_Directive:_ Arrange every line of the items below as a JSON list of strings, one string per line, skipping blank lines. Leave the pictures out.

Layout region items:
────────────────────────────────────────

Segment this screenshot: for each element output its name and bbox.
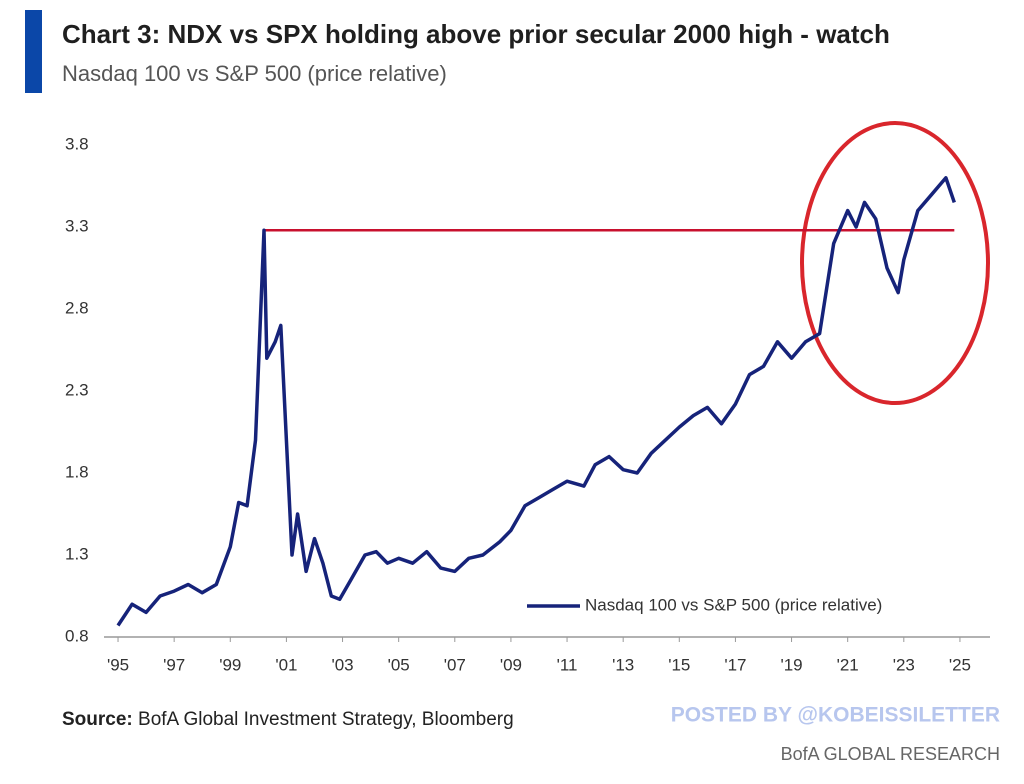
x-tick-label: '95 xyxy=(107,655,129,674)
x-tick-label: '17 xyxy=(724,655,746,674)
x-tick-label: '03 xyxy=(331,655,353,674)
x-tick-label: '09 xyxy=(500,655,522,674)
y-tick-label: 1.3 xyxy=(65,544,89,563)
title-accent xyxy=(25,10,42,93)
y-tick-label: 2.3 xyxy=(65,380,89,399)
watermark: POSTED BY @KOBEISSILETTER xyxy=(671,704,1000,727)
source-label: Source: xyxy=(62,709,133,730)
y-tick-label: 3.3 xyxy=(65,216,89,235)
chart-title: Chart 3: NDX vs SPX holding above prior … xyxy=(62,19,890,49)
x-tick-label: '99 xyxy=(219,655,241,674)
y-tick-label: 1.8 xyxy=(65,462,89,481)
highlight-ellipse xyxy=(800,121,990,405)
series-line xyxy=(116,176,956,627)
x-tick-label: '01 xyxy=(275,655,297,674)
source-text: BofA Global Investment Strategy, Bloombe… xyxy=(138,709,514,730)
legend-label: Nasdaq 100 vs S&P 500 (price relative) xyxy=(585,595,882,614)
x-tick-label: '11 xyxy=(557,655,578,674)
y-tick-label: 3.8 xyxy=(65,134,89,153)
x-tick-label: '05 xyxy=(388,655,410,674)
y-tick-label: 2.8 xyxy=(65,298,89,317)
x-tick-label: '15 xyxy=(668,655,690,674)
chart-subtitle: Nasdaq 100 vs S&P 500 (price relative) xyxy=(62,61,447,86)
x-tick-label: '21 xyxy=(837,655,859,674)
credit: BofA GLOBAL RESEARCH xyxy=(781,744,1000,764)
x-tick-label: '19 xyxy=(780,655,802,674)
x-tick-label: '97 xyxy=(163,655,185,674)
source-note: Source: BofA Global Investment Strategy,… xyxy=(62,709,514,730)
x-tick-label: '07 xyxy=(444,655,466,674)
x-tick-label: '23 xyxy=(893,655,915,674)
y-tick-label: 0.8 xyxy=(65,626,89,645)
x-tick-label: '13 xyxy=(612,655,634,674)
x-tick-label: '25 xyxy=(949,655,971,674)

────────────────────────────────────────

_Response:_
[
  "Segment this screenshot: for each element output its name and bbox.",
  "x-tick-label: '95 xyxy=(107,655,129,674)",
  "x-tick-label: '17 xyxy=(724,655,746,674)",
  "x-tick-label: '03 xyxy=(331,655,353,674)",
  "x-tick-label: '09 xyxy=(500,655,522,674)",
  "y-tick-label: 1.3 xyxy=(65,544,89,563)",
  "title-accent xyxy=(25,10,42,93)",
  "y-tick-label: 2.3 xyxy=(65,380,89,399)",
  "watermark: POSTED BY @KOBEISSILETTER xyxy=(671,704,1000,727)",
  "source-label: Source: xyxy=(62,709,133,730)",
  "y-tick-label: 3.3 xyxy=(65,216,89,235)",
  "chart-title: Chart 3: NDX vs SPX holding above prior … xyxy=(62,19,890,49)",
  "x-tick-label: '99 xyxy=(219,655,241,674)",
  "y-tick-label: 1.8 xyxy=(65,462,89,481)",
  "highlight-ellipse xyxy=(800,121,990,405)",
  "series-line xyxy=(116,176,956,627)",
  "x-tick-label: '01 xyxy=(275,655,297,674)",
  "source-text: BofA Global Investment Strategy, Bloombe… xyxy=(138,709,514,730)",
  "legend-label: Nasdaq 100 vs S&P 500 (price relative) xyxy=(585,595,882,614)",
  "x-tick-label: '11 xyxy=(557,655,578,674)",
  "y-tick-label: 3.8 xyxy=(65,134,89,153)",
  "x-tick-label: '05 xyxy=(388,655,410,674)",
  "y-tick-label: 2.8 xyxy=(65,298,89,317)",
  "x-tick-label: '15 xyxy=(668,655,690,674)",
  "chart-subtitle: Nasdaq 100 vs S&P 500 (price relative) xyxy=(62,61,447,86)",
  "x-tick-label: '21 xyxy=(837,655,859,674)",
  "credit: BofA GLOBAL RESEARCH xyxy=(781,744,1000,764)",
  "x-tick-label: '19 xyxy=(780,655,802,674)",
  "x-tick-label: '97 xyxy=(163,655,185,674)",
  "source-note: Source: BofA Global Investment Strategy,… xyxy=(62,709,514,730)",
  "x-tick-label: '07 xyxy=(444,655,466,674)",
  "x-tick-label: '23 xyxy=(893,655,915,674)",
  "y-tick-label: 0.8 xyxy=(65,626,89,645)",
  "x-tick-label: '13 xyxy=(612,655,634,674)",
  "x-tick-label: '25 xyxy=(949,655,971,674)"
]